Exercise:
Return each line containing "Raufasertapete".
-- Begin Data supplied --
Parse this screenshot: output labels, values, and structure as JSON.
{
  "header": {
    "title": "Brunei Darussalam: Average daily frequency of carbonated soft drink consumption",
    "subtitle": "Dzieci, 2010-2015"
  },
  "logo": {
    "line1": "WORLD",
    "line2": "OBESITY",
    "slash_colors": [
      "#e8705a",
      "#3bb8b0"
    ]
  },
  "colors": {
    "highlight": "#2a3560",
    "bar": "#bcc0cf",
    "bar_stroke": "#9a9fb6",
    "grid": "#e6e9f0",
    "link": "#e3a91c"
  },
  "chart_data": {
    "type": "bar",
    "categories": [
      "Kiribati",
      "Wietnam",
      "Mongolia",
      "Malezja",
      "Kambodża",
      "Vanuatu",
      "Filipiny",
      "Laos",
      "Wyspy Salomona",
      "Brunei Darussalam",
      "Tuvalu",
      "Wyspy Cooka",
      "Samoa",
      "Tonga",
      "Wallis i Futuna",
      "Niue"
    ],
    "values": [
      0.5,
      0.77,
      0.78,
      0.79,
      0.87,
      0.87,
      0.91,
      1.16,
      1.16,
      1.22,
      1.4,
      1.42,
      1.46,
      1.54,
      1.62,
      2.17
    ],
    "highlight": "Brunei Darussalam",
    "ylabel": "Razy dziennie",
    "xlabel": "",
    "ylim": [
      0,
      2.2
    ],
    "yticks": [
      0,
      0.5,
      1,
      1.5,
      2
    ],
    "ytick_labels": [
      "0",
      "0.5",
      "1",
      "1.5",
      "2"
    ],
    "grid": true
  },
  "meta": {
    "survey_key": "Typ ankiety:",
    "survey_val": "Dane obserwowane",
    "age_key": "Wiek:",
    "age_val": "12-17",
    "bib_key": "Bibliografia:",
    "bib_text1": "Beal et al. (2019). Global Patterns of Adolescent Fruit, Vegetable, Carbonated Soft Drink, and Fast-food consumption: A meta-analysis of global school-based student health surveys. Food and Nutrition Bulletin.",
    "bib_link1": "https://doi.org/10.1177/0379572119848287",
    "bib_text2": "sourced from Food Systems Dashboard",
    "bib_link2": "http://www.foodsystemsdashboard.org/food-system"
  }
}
-- End Data supplied --
-- Begin Data supplied --
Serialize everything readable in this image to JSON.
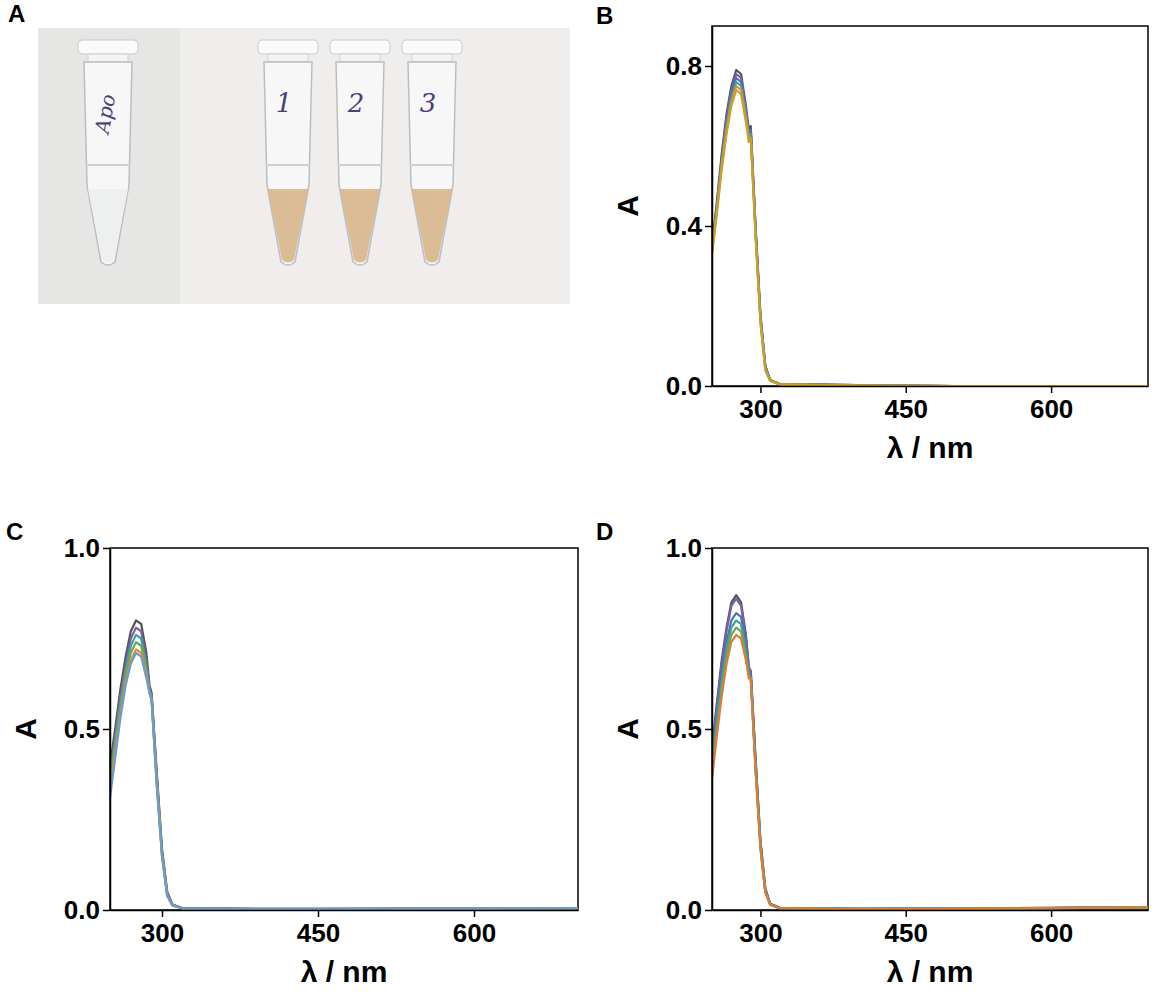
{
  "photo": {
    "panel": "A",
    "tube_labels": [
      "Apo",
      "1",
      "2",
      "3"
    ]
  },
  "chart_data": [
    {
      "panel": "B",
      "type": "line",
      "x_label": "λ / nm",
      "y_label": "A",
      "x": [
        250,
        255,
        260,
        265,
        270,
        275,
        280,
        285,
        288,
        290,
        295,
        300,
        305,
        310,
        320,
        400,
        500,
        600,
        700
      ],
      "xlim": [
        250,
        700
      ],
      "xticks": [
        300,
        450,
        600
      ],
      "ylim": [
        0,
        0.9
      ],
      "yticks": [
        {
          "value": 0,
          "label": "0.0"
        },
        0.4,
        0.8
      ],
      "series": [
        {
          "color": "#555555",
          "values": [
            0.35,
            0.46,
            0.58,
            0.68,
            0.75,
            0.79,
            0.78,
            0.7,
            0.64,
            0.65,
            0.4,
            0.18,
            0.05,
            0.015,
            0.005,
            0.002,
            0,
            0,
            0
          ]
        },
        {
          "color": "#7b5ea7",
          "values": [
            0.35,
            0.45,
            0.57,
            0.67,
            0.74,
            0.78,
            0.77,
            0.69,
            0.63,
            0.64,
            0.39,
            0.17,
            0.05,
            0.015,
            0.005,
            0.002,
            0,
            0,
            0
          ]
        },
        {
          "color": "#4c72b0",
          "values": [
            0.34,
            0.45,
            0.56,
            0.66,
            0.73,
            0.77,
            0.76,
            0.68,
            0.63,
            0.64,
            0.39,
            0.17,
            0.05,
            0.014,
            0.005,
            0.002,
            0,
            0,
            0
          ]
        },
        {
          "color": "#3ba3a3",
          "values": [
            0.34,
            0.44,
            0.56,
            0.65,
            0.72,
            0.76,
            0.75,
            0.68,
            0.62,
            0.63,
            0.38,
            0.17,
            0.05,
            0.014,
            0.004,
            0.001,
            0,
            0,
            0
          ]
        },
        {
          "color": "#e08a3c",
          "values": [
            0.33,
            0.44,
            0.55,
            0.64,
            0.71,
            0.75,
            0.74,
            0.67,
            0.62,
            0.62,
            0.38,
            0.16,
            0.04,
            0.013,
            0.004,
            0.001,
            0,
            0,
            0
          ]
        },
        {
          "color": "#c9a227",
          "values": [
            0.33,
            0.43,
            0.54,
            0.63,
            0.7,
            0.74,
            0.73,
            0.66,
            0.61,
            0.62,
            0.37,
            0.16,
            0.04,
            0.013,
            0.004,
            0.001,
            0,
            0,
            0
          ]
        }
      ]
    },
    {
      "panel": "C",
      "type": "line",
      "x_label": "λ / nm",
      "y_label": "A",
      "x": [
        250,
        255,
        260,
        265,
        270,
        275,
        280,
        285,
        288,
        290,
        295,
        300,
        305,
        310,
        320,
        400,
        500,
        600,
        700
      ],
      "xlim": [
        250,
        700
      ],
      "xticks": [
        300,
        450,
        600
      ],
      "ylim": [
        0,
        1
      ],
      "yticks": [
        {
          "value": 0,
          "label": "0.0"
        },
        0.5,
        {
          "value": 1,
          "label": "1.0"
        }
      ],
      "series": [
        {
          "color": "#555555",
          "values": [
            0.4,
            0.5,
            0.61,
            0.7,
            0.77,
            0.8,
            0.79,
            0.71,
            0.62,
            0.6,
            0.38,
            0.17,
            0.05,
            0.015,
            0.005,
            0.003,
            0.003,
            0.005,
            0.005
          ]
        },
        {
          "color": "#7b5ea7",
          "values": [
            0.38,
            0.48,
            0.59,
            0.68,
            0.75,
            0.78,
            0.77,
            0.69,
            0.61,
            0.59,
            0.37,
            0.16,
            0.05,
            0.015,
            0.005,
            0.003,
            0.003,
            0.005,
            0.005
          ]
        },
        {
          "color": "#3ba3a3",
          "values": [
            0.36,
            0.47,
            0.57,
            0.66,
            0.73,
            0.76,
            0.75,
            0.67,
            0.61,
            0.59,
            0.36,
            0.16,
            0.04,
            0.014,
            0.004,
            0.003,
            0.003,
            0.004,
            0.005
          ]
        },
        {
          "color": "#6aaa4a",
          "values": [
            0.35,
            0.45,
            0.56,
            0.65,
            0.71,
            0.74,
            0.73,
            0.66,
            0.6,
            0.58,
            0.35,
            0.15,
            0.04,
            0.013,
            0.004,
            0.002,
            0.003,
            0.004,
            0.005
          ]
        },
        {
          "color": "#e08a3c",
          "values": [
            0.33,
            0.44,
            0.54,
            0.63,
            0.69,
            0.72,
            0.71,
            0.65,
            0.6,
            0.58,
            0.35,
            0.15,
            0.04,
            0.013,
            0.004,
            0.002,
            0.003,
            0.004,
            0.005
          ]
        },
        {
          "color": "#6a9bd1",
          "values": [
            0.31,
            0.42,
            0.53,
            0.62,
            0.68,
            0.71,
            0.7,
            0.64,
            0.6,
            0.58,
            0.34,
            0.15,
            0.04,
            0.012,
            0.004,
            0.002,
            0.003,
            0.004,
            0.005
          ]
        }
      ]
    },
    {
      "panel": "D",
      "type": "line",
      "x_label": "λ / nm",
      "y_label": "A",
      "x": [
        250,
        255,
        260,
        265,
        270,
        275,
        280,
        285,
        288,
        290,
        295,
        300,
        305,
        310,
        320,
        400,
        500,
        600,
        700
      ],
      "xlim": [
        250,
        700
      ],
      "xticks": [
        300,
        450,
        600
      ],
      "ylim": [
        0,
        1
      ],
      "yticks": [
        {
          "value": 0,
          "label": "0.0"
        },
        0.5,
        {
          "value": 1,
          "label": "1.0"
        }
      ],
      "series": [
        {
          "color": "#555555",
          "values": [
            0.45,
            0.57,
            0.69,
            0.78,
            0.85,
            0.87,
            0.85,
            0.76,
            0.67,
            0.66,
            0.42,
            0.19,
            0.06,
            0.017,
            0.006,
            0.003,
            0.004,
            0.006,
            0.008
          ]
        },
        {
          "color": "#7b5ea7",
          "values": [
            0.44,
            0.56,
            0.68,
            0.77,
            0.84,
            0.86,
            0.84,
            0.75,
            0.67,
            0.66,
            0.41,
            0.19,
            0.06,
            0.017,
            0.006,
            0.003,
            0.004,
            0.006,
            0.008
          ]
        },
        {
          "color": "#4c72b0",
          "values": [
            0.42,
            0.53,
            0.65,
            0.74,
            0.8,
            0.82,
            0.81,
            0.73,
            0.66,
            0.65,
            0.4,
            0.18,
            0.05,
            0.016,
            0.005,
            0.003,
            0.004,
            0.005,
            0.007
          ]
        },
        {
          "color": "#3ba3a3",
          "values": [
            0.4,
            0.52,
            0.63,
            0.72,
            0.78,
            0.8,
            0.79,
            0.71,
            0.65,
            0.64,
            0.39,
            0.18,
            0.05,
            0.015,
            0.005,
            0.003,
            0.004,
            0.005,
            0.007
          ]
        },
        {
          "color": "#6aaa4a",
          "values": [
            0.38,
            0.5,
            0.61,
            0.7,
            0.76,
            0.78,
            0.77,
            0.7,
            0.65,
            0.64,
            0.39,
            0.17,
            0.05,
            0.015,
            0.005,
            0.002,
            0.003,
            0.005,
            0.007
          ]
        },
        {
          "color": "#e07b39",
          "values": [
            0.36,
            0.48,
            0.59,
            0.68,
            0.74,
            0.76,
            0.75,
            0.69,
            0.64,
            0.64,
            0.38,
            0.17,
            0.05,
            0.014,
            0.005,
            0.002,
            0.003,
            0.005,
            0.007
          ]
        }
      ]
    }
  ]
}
-- End Data supplied --
-- Begin Data supplied --
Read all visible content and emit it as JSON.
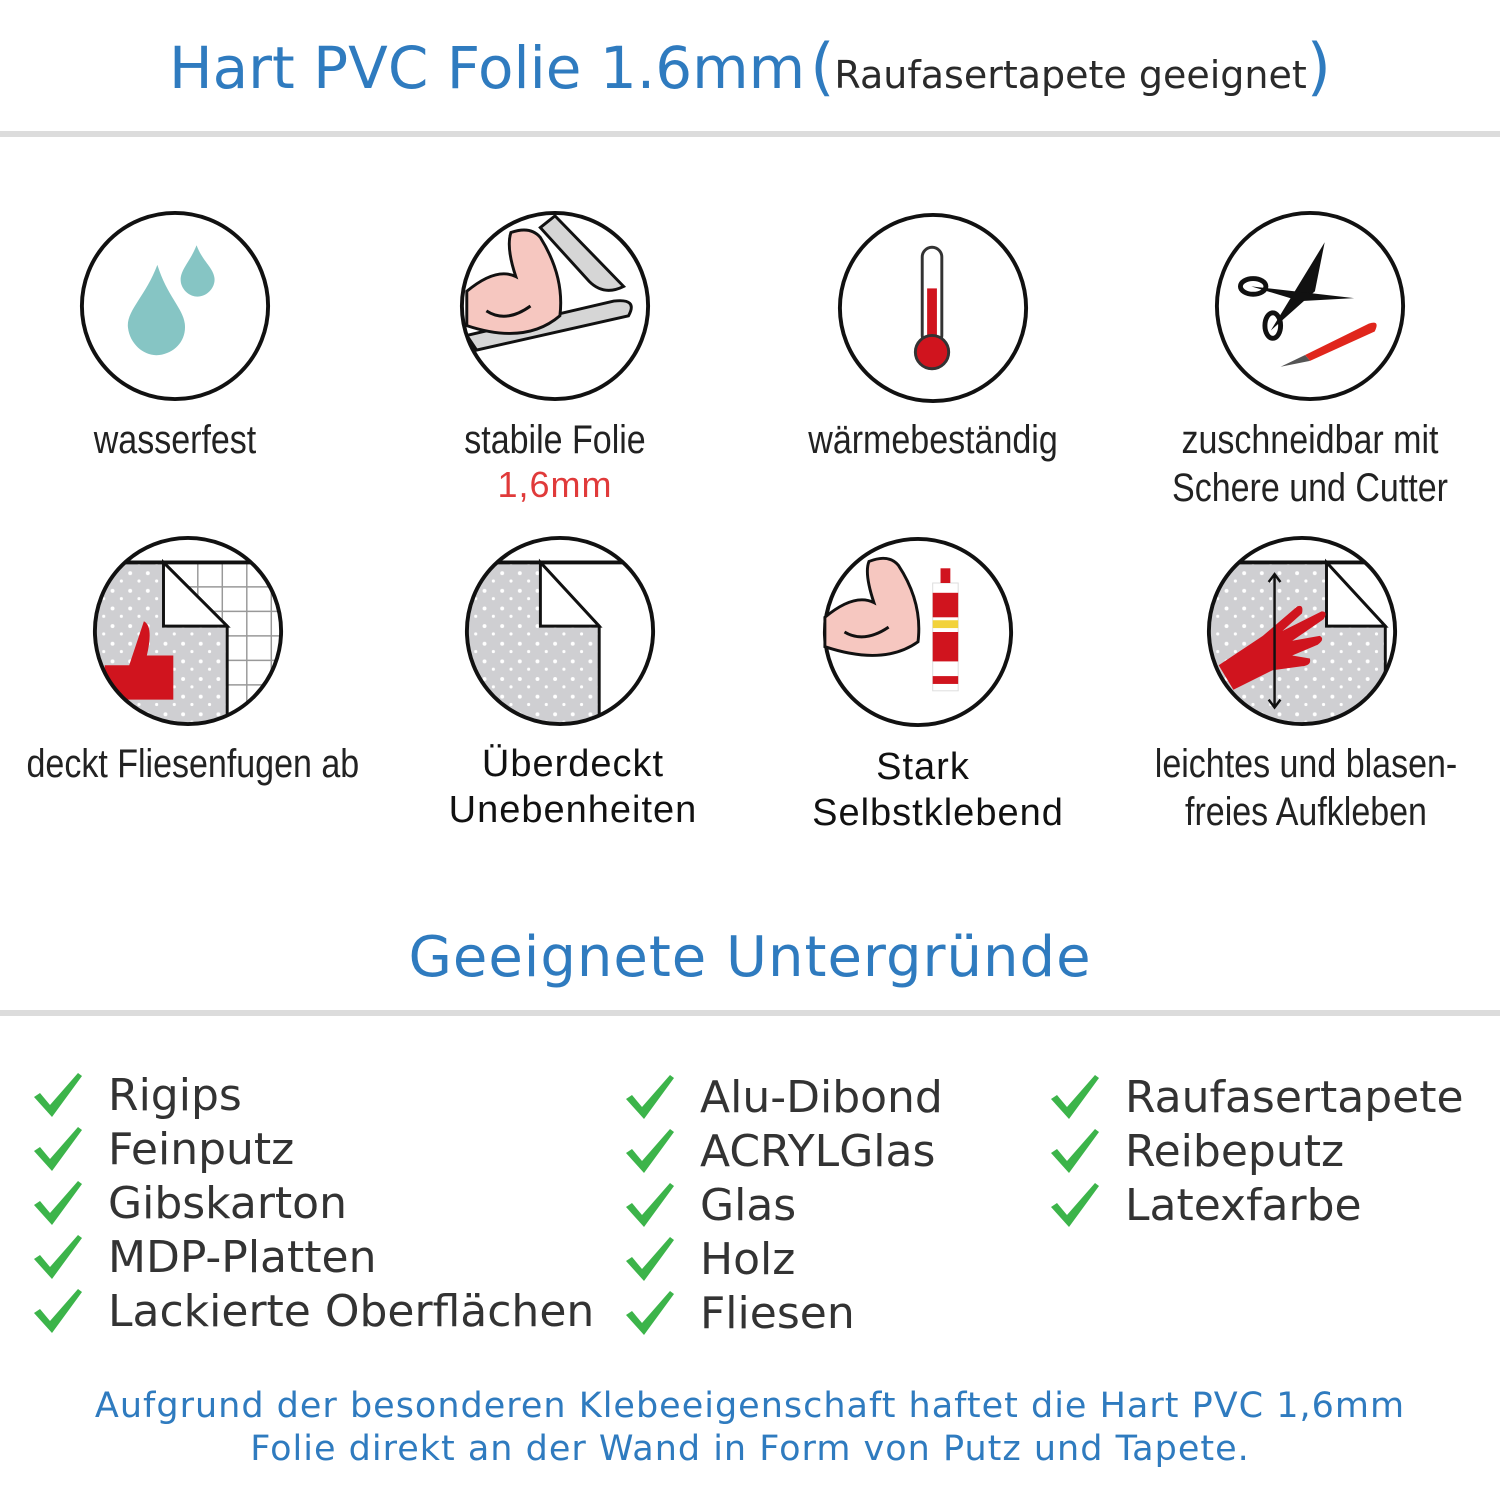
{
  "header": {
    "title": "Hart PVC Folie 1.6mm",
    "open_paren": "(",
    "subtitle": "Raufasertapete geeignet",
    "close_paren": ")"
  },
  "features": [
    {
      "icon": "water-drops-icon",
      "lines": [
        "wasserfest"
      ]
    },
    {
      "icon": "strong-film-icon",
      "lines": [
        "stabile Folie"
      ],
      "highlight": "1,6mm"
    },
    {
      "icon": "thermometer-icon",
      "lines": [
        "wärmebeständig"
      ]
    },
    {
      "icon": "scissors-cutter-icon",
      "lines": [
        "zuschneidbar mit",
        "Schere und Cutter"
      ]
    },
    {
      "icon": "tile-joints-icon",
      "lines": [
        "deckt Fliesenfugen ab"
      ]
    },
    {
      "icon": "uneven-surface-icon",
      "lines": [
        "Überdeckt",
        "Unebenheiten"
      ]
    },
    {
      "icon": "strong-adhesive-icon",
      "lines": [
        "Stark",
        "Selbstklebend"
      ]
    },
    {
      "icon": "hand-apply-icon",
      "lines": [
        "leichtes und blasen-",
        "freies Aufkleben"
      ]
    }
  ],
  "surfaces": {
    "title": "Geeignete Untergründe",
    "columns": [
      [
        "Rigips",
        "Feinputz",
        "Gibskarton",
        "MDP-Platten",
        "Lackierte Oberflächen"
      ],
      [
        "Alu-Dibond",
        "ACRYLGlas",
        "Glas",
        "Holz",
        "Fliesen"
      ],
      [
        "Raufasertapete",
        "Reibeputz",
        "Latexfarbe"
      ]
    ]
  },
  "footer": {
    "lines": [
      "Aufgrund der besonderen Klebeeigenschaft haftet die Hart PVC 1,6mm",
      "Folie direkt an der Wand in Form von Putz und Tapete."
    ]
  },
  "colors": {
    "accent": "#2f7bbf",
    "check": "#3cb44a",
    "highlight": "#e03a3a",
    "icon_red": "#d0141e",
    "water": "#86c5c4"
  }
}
-- End Data supplied --
Solved problem:
    "subtitle": "Raufasertapete geeignet",
        "Raufasertapete",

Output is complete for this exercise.